%%

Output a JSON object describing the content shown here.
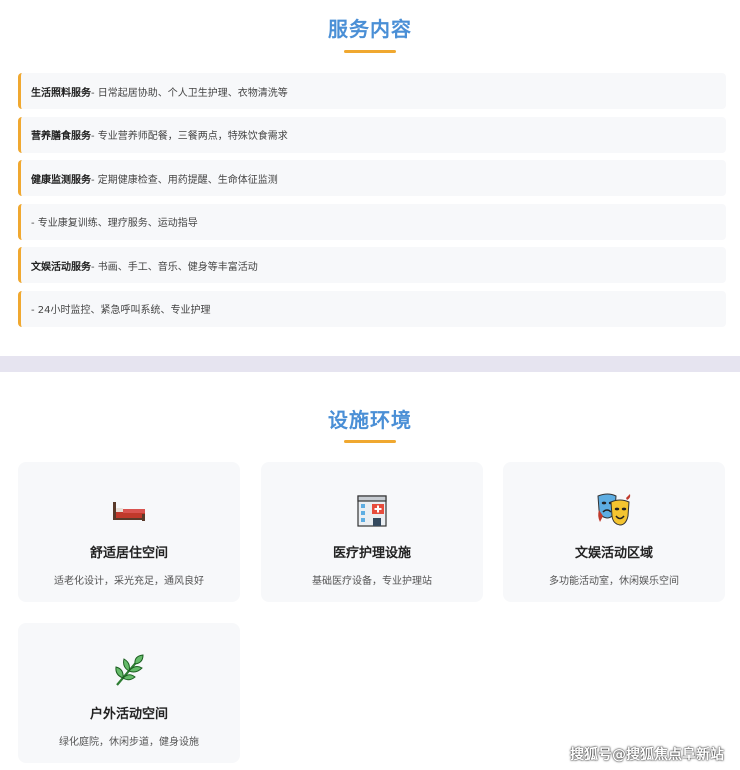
{
  "services": {
    "title": "服务内容",
    "items": [
      {
        "name": "生活照料服务",
        "desc": " - 日常起居协助、个人卫生护理、衣物清洗等"
      },
      {
        "name": "营养膳食服务",
        "desc": " - 专业营养师配餐，三餐两点，特殊饮食需求"
      },
      {
        "name": "健康监测服务",
        "desc": " - 定期健康检查、用药提醒、生命体征监测"
      },
      {
        "name": "",
        "desc": " - 专业康复训练、理疗服务、运动指导"
      },
      {
        "name": "文娱活动服务",
        "desc": " - 书画、手工、音乐、健身等丰富活动"
      },
      {
        "name": "",
        "desc": " - 24小时监控、紧急呼叫系统、专业护理"
      }
    ]
  },
  "facilities": {
    "title": "设施环境",
    "cards": [
      {
        "icon": "bed-icon",
        "title": "舒适居住空间",
        "desc": "适老化设计，采光充足，通风良好"
      },
      {
        "icon": "hospital-icon",
        "title": "医疗护理设施",
        "desc": "基础医疗设备，专业护理站"
      },
      {
        "icon": "theater-masks-icon",
        "title": "文娱活动区域",
        "desc": "多功能活动室，休闲娱乐空间"
      },
      {
        "icon": "herb-icon",
        "title": "户外活动空间",
        "desc": "绿化庭院，休闲步道，健身设施"
      }
    ]
  },
  "colors": {
    "title_blue": "#4a8fd6",
    "accent_orange": "#f0a830",
    "card_bg": "#f7f8fa",
    "divider": "#e6e4f0"
  },
  "watermark": "搜狐号@搜狐焦点阜新站"
}
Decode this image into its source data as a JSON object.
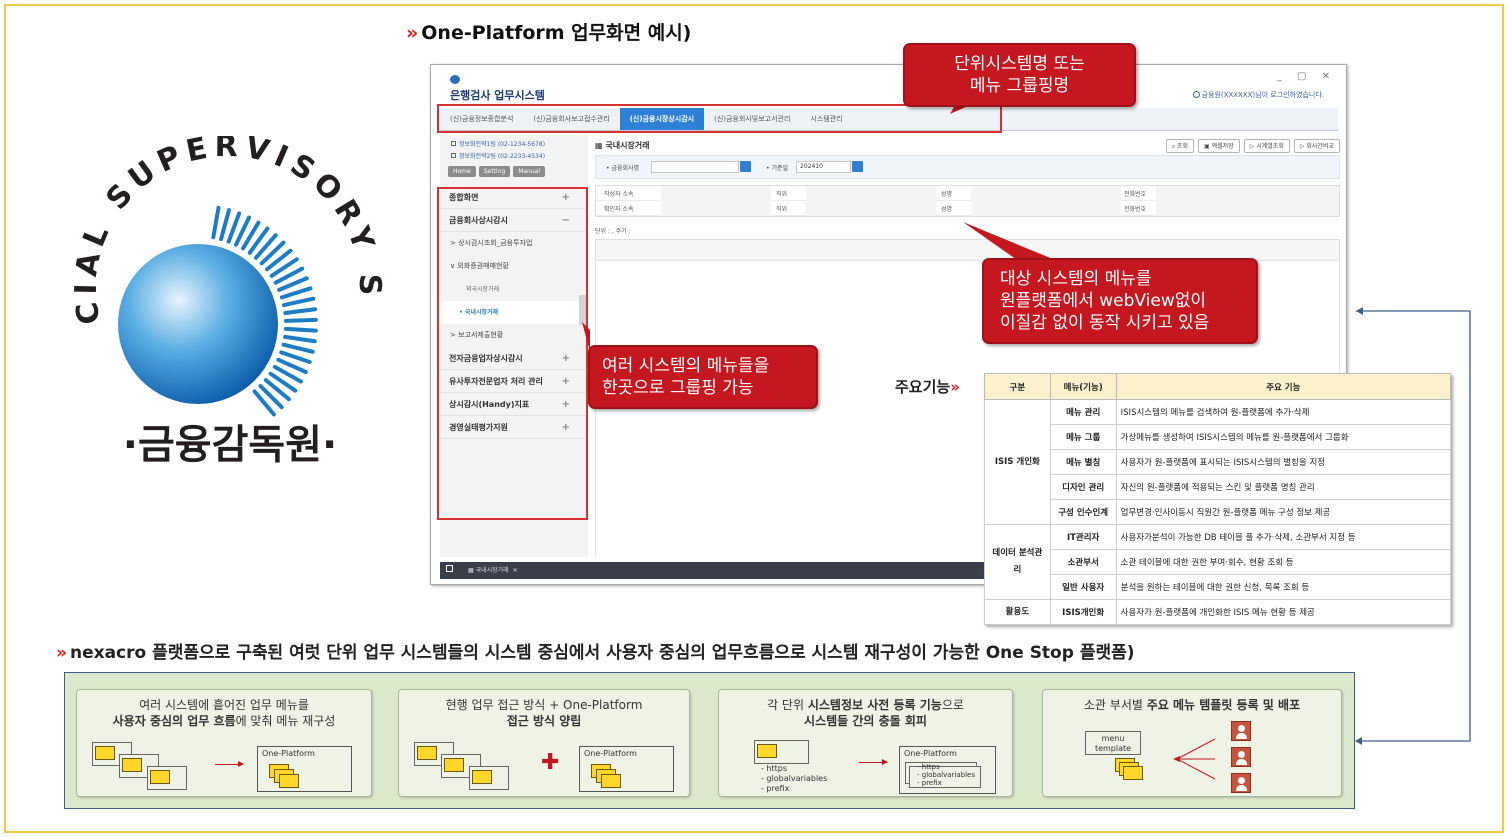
{
  "header": {
    "mark": "»",
    "title": "One-Platform 업무화면 예시)"
  },
  "logo": {
    "arc_text": "FINANCIAL SUPERVISORY SERVICE",
    "korean_name": "·금융감독원·",
    "colors": {
      "blue": "#1c7dc6",
      "dark": "#231f20"
    }
  },
  "app": {
    "title": "은행검사 업무시스템",
    "login_text": "금융원(XXXXXX)님이 로그인하였습니다.",
    "tabs": [
      "(신)금융정보종합분석",
      "(신)금융회사보고접수관리",
      "(신)금융시장상시감시",
      "(신)금융회사및보고서관리",
      "시스템관리"
    ],
    "active_tab": 2,
    "phones": [
      "정보화전략1팀 (02-1234-5678)",
      "정보화전략2팀 (02-2233-4534)"
    ],
    "side_buttons": [
      "Home",
      "Setting",
      "Manual"
    ],
    "menu": [
      {
        "label": "종합화면",
        "kind": "top",
        "toggle": "+"
      },
      {
        "label": "금융회사상시감시",
        "kind": "top",
        "toggle": "−"
      },
      {
        "label": "> 상시감시조회_금융투자업",
        "kind": "sub"
      },
      {
        "label": "∨ 외화증권매매현황",
        "kind": "sub"
      },
      {
        "label": "외국시장거래",
        "kind": "sub2"
      },
      {
        "label": "• 국내시장거래",
        "kind": "sel"
      },
      {
        "label": "> 보고서제출현황",
        "kind": "sub"
      },
      {
        "label": "전자금융업자상시감시",
        "kind": "top",
        "toggle": "+"
      },
      {
        "label": "유사투자전문업자 처리 관리",
        "kind": "top",
        "toggle": "+"
      },
      {
        "label": "상시감시(Handy)지표",
        "kind": "top",
        "toggle": "+"
      },
      {
        "label": "경영실태평가지원",
        "kind": "top",
        "toggle": "+"
      }
    ],
    "page_title": "국내시장거래",
    "actions": [
      "조회",
      "엑셀저장",
      "시계열조회",
      "회사간비교"
    ],
    "search": {
      "company_label": "• 금융회사명",
      "date_label": "• 기준일",
      "date_value": "202410"
    },
    "grid_rows": [
      [
        "작성자 소속",
        "직위",
        "성명",
        "전화번호"
      ],
      [
        "확인자 소속",
        "직위",
        "성명",
        "전화번호"
      ]
    ],
    "unit_text": "단위 : , 주기 :",
    "bottom_tab": "국내시장거래"
  },
  "callouts": {
    "top": [
      "단위시스템명 또는",
      "메뉴 그룹핑명"
    ],
    "right": [
      "대상 시스템의 메뉴를",
      "원플랫폼에서 webView없이",
      "이질감 없이 동작 시키고 있음"
    ],
    "left": [
      "여러 시스템의 메뉴들을",
      "한곳으로 그룹핑 가능"
    ]
  },
  "functions": {
    "label": "주요기능",
    "mark": "»",
    "headers": [
      "구분",
      "메뉴(기능)",
      "주요 기능"
    ],
    "groups": [
      {
        "name": "ISIS 개인화",
        "rows": [
          [
            "메뉴 관리",
            "ISIS시스템의 메뉴를 검색하여 원-플랫폼에 추가·삭제"
          ],
          [
            "메뉴 그룹",
            "가상메뉴를 생성하여 ISIS시스템의 메뉴를 원-플랫폼에서 그룹화"
          ],
          [
            "메뉴 별칭",
            "사용자가 원-플랫폼에 표시되는 ISIS시스템의 별칭을 지정"
          ],
          [
            "디자인 관리",
            "자신의 원-플랫폼에 적용되는 스킨 및 플랫폼 명칭 관리"
          ],
          [
            "구성 인수인계",
            "업무변경·인사이동시 직원간 원-플랫폼 메뉴 구성 정보 제공"
          ]
        ]
      },
      {
        "name": "데이터 분석관리",
        "rows": [
          [
            "IT관리자",
            "사용자가분석이 가능한 DB 테이블 풀 추가·삭제, 소관부서 지정 등"
          ],
          [
            "소관부서",
            "소관 테이블에 대한 권한 부여·회수, 현황 조회 등"
          ],
          [
            "일반 사용자",
            "분석을 원하는 테이블에 대한 권한 신청, 목록 조회 등"
          ]
        ]
      },
      {
        "name": "활용도",
        "rows": [
          [
            "ISIS개인화",
            "사용자가 원-플랫폼에 개인화한 ISIS 메뉴 현황 등 제공"
          ]
        ]
      }
    ]
  },
  "summary": {
    "mark": "»",
    "text": "nexacro 플랫폼으로 구축된 여럿 단위 업무 시스템들의 시스템 중심에서 사용자 중심의 업무흐름으로 시스템 재구성이 가능한 One Stop 플랫폼)"
  },
  "cards": [
    {
      "line1": "여러 시스템에 흩어진 업무 메뉴를",
      "line2a": "사용자 중심의 업무 흐름",
      "line2b": "에 맞춰 메뉴 재구성",
      "box_label": "One-Platform"
    },
    {
      "line1": "현행 업무 접근 방식 + One-Platform",
      "line2a": "접근 방식 양립",
      "line2b": "",
      "box_label": "One-Platform"
    },
    {
      "line1a": "각 단위 ",
      "line1b": "시스템정보 사전 등록 기능",
      "line1c": "으로",
      "line2": "시스템들 간의 충돌 회피",
      "list": [
        "- https",
        "- globalvariables",
        "- prefix"
      ],
      "box_label": "One-Platform",
      "inner_list": [
        "- https",
        "- globalvariables",
        "- prefix"
      ]
    },
    {
      "line1a": "소관 부서별 ",
      "line1b": "주요 메뉴 템플릿 등록 및 배포",
      "template_label": "menu template"
    }
  ],
  "colors": {
    "accent_red": "#c4171f",
    "tab_blue": "#2e7fd6",
    "panel_green": "#dce8cc",
    "frame_yellow": "#f1c84a"
  }
}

%%

Every line of the material is to be quoted exactly, with no pictures carried over.

Output a JSON object describing the content shown here.
{
  "services": {
    "title": "服务内容",
    "items": [
      {
        "name": "生活照料服务",
        "desc": " - 日常起居协助、个人卫生护理、衣物清洗等"
      },
      {
        "name": "营养膳食服务",
        "desc": " - 专业营养师配餐，三餐两点，特殊饮食需求"
      },
      {
        "name": "健康监测服务",
        "desc": " - 定期健康检查、用药提醒、生命体征监测"
      },
      {
        "name": "",
        "desc": " - 专业康复训练、理疗服务、运动指导"
      },
      {
        "name": "文娱活动服务",
        "desc": " - 书画、手工、音乐、健身等丰富活动"
      },
      {
        "name": "",
        "desc": " - 24小时监控、紧急呼叫系统、专业护理"
      }
    ]
  },
  "facilities": {
    "title": "设施环境",
    "cards": [
      {
        "icon": "bed-icon",
        "title": "舒适居住空间",
        "desc": "适老化设计，采光充足，通风良好"
      },
      {
        "icon": "hospital-icon",
        "title": "医疗护理设施",
        "desc": "基础医疗设备，专业护理站"
      },
      {
        "icon": "theater-masks-icon",
        "title": "文娱活动区域",
        "desc": "多功能活动室，休闲娱乐空间"
      },
      {
        "icon": "herb-icon",
        "title": "户外活动空间",
        "desc": "绿化庭院，休闲步道，健身设施"
      }
    ]
  },
  "colors": {
    "title_blue": "#4a8fd6",
    "accent_orange": "#f0a830",
    "card_bg": "#f7f8fa",
    "divider": "#e6e4f0"
  },
  "watermark": "搜狐号@搜狐焦点阜新站"
}
Decode this image into its source data as a JSON object.
{
  "header": {
    "mark": "»",
    "title": "One-Platform 업무화면 예시)"
  },
  "logo": {
    "arc_text": "FINANCIAL SUPERVISORY SERVICE",
    "korean_name": "·금융감독원·",
    "colors": {
      "blue": "#1c7dc6",
      "dark": "#231f20"
    }
  },
  "app": {
    "title": "은행검사 업무시스템",
    "login_text": "금융원(XXXXXX)님이 로그인하였습니다.",
    "tabs": [
      "(신)금융정보종합분석",
      "(신)금융회사보고접수관리",
      "(신)금융시장상시감시",
      "(신)금융회사및보고서관리",
      "시스템관리"
    ],
    "active_tab": 2,
    "phones": [
      "정보화전략1팀 (02-1234-5678)",
      "정보화전략2팀 (02-2233-4534)"
    ],
    "side_buttons": [
      "Home",
      "Setting",
      "Manual"
    ],
    "menu": [
      {
        "label": "종합화면",
        "kind": "top",
        "toggle": "+"
      },
      {
        "label": "금융회사상시감시",
        "kind": "top",
        "toggle": "−"
      },
      {
        "label": "> 상시감시조회_금융투자업",
        "kind": "sub"
      },
      {
        "label": "∨ 외화증권매매현황",
        "kind": "sub"
      },
      {
        "label": "외국시장거래",
        "kind": "sub2"
      },
      {
        "label": "• 국내시장거래",
        "kind": "sel"
      },
      {
        "label": "> 보고서제출현황",
        "kind": "sub"
      },
      {
        "label": "전자금융업자상시감시",
        "kind": "top",
        "toggle": "+"
      },
      {
        "label": "유사투자전문업자 처리 관리",
        "kind": "top",
        "toggle": "+"
      },
      {
        "label": "상시감시(Handy)지표",
        "kind": "top",
        "toggle": "+"
      },
      {
        "label": "경영실태평가지원",
        "kind": "top",
        "toggle": "+"
      }
    ],
    "page_title": "국내시장거래",
    "actions": [
      "조회",
      "엑셀저장",
      "시계열조회",
      "회사간비교"
    ],
    "search": {
      "company_label": "• 금융회사명",
      "date_label": "• 기준일",
      "date_value": "202410"
    },
    "grid_rows": [
      [
        "작성자 소속",
        "직위",
        "성명",
        "전화번호"
      ],
      [
        "확인자 소속",
        "직위",
        "성명",
        "전화번호"
      ]
    ],
    "unit_text": "단위 : , 주기 :",
    "bottom_tab": "국내시장거래"
  },
  "callouts": {
    "top": [
      "단위시스템명 또는",
      "메뉴 그룹핑명"
    ],
    "right": [
      "대상 시스템의 메뉴를",
      "원플랫폼에서 webView없이",
      "이질감 없이 동작 시키고 있음"
    ],
    "left": [
      "여러 시스템의 메뉴들을",
      "한곳으로 그룹핑 가능"
    ]
  },
  "functions": {
    "label": "주요기능",
    "mark": "»",
    "headers": [
      "구분",
      "메뉴(기능)",
      "주요 기능"
    ],
    "groups": [
      {
        "name": "ISIS 개인화",
        "rows": [
          [
            "메뉴 관리",
            "ISIS시스템의 메뉴를 검색하여 원-플랫폼에 추가·삭제"
          ],
          [
            "메뉴 그룹",
            "가상메뉴를 생성하여 ISIS시스템의 메뉴를 원-플랫폼에서 그룹화"
          ],
          [
            "메뉴 별칭",
            "사용자가 원-플랫폼에 표시되는 ISIS시스템의 별칭을 지정"
          ],
          [
            "디자인 관리",
            "자신의 원-플랫폼에 적용되는 스킨 및 플랫폼 명칭 관리"
          ],
          [
            "구성 인수인계",
            "업무변경·인사이동시 직원간 원-플랫폼 메뉴 구성 정보 제공"
          ]
        ]
      },
      {
        "name": "데이터 분석관리",
        "rows": [
          [
            "IT관리자",
            "사용자가분석이 가능한 DB 테이블 풀 추가·삭제, 소관부서 지정 등"
          ],
          [
            "소관부서",
            "소관 테이블에 대한 권한 부여·회수, 현황 조회 등"
          ],
          [
            "일반 사용자",
            "분석을 원하는 테이블에 대한 권한 신청, 목록 조회 등"
          ]
        ]
      },
      {
        "name": "활용도",
        "rows": [
          [
            "ISIS개인화",
            "사용자가 원-플랫폼에 개인화한 ISIS 메뉴 현황 등 제공"
          ]
        ]
      }
    ]
  },
  "summary": {
    "mark": "»",
    "text": "nexacro 플랫폼으로 구축된 여럿 단위 업무 시스템들의 시스템 중심에서 사용자 중심의 업무흐름으로 시스템 재구성이 가능한 One Stop 플랫폼)"
  },
  "cards": [
    {
      "line1": "여러 시스템에 흩어진 업무 메뉴를",
      "line2a": "사용자 중심의 업무 흐름",
      "line2b": "에 맞춰 메뉴 재구성",
      "box_label": "One-Platform"
    },
    {
      "line1": "현행 업무 접근 방식 + One-Platform",
      "line2a": "접근 방식 양립",
      "line2b": "",
      "box_label": "One-Platform"
    },
    {
      "line1a": "각 단위 ",
      "line1b": "시스템정보 사전 등록 기능",
      "line1c": "으로",
      "line2": "시스템들 간의 충돌 회피",
      "list": [
        "- https",
        "- globalvariables",
        "- prefix"
      ],
      "box_label": "One-Platform",
      "inner_list": [
        "- https",
        "- globalvariables",
        "- prefix"
      ]
    },
    {
      "line1a": "소관 부서별 ",
      "line1b": "주요 메뉴 템플릿 등록 및 배포",
      "template_label": "menu template"
    }
  ],
  "colors": {
    "accent_red": "#c4171f",
    "tab_blue": "#2e7fd6",
    "panel_green": "#dce8cc",
    "frame_yellow": "#f1c84a"
  }
}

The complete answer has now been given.